─── RECORDS SHOWN

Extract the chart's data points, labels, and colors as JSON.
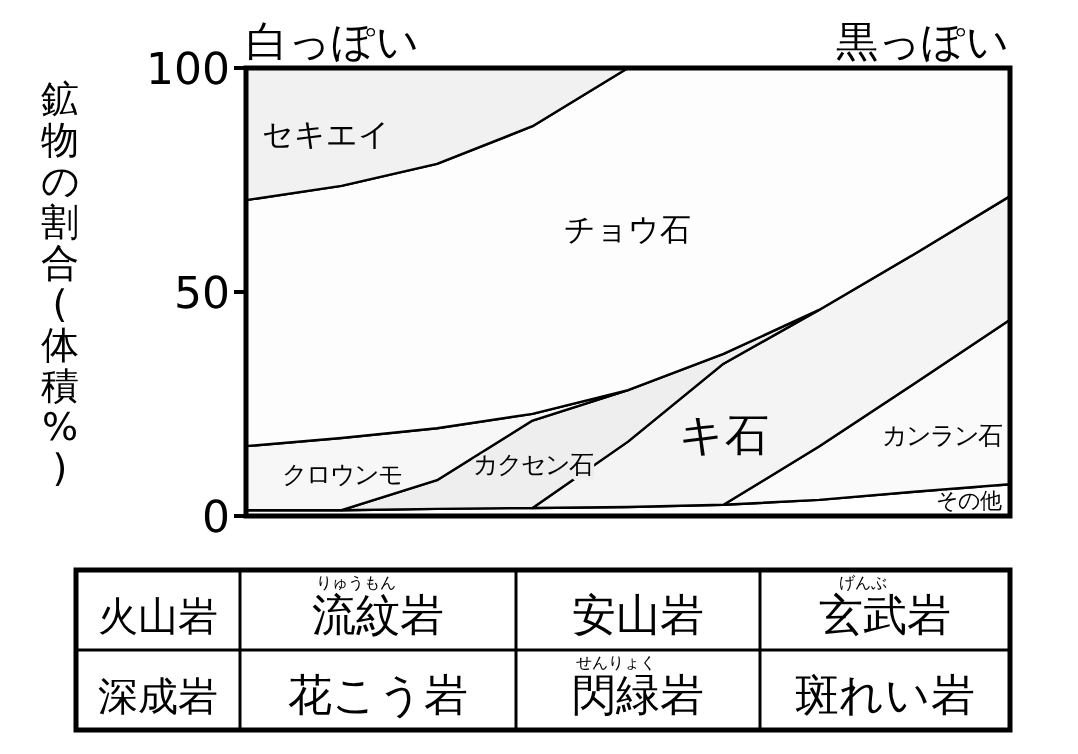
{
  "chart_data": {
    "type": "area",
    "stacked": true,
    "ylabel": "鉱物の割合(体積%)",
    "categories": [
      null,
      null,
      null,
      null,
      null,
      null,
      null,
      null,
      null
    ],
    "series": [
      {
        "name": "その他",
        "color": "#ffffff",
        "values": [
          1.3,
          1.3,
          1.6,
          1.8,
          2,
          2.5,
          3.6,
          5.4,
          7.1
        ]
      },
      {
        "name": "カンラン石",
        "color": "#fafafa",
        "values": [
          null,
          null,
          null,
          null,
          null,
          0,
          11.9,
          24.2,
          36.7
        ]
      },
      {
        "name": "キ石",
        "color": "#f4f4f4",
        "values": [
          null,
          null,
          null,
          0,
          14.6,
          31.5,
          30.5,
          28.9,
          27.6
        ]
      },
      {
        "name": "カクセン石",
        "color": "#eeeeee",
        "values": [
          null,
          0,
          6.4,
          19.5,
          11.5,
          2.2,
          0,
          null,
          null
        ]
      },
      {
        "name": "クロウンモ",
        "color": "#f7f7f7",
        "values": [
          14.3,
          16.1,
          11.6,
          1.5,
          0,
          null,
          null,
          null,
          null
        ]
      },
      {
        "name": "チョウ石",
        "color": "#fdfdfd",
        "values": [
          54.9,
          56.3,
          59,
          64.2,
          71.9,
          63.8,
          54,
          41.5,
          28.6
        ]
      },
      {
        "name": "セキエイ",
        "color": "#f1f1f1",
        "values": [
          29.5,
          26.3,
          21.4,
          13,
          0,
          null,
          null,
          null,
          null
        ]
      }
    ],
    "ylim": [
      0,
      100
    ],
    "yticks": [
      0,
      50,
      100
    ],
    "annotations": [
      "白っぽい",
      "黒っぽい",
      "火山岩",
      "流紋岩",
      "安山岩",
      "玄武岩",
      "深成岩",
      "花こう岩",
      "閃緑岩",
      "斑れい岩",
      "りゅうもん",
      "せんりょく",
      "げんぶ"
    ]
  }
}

──────

▶ **WHAT YOU HAVE TO DO**
Return, from the data, each line that has the word "name" in it.

▶ **RESPONSE TO THIS TASK**
        "name": "その他",
        "name": "カンラン石",
        "name": "キ石",
        "name": "カクセン石",
        "name": "クロウンモ",
        "name": "チョウ石",
        "name": "セキエイ",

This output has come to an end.